**WHAT YOU HAVE TO DO:** Render the rows as a Markdown table with the columns No. and Text, numbering each row and leaving out blank lines. Begin at the first row and stop after the line that contains "237, 529, 279]".
* begin *
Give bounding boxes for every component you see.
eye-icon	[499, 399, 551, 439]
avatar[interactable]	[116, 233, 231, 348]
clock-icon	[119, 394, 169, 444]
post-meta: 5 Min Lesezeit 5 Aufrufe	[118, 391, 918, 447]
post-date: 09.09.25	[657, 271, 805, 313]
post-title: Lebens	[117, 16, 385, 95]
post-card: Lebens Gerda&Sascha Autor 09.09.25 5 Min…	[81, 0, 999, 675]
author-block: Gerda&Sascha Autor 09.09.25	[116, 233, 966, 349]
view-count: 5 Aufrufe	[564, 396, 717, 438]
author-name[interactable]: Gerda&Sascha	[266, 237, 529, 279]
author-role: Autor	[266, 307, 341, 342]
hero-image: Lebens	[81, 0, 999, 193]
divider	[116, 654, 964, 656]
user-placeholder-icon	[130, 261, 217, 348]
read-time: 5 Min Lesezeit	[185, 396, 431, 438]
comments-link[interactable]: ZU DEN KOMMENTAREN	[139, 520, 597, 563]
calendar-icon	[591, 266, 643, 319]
* end *
**RESPONSE TO THIS TASK:**
| No. | Text |
|---|---|
| 1 | Give bounding boxes for every component you see. |
| 2 | eye-icon	[499, 399, 551, 439] |
| 3 | avatar[interactable]	[116, 233, 231, 348] |
| 4 | clock-icon	[119, 394, 169, 444] |
| 5 | post-meta: 5 Min Lesezeit 5 Aufrufe	[118, 391, 918, 447] |
| 6 | post-date: 09.09.25	[657, 271, 805, 313] |
| 7 | post-title: Lebens	[117, 16, 385, 95] |
| 8 | post-card: Lebens Gerda&Sascha Autor 09.09.25 5 Min…	[81, 0, 999, 675] |
| 9 | author-block: Gerda&Sascha Autor 09.09.25	[116, 233, 966, 349] |
| 10 | view-count: 5 Aufrufe	[564, 396, 717, 438] |
| 11 | author-name[interactable]: Gerda&Sascha	[266, 237, 529, 279] |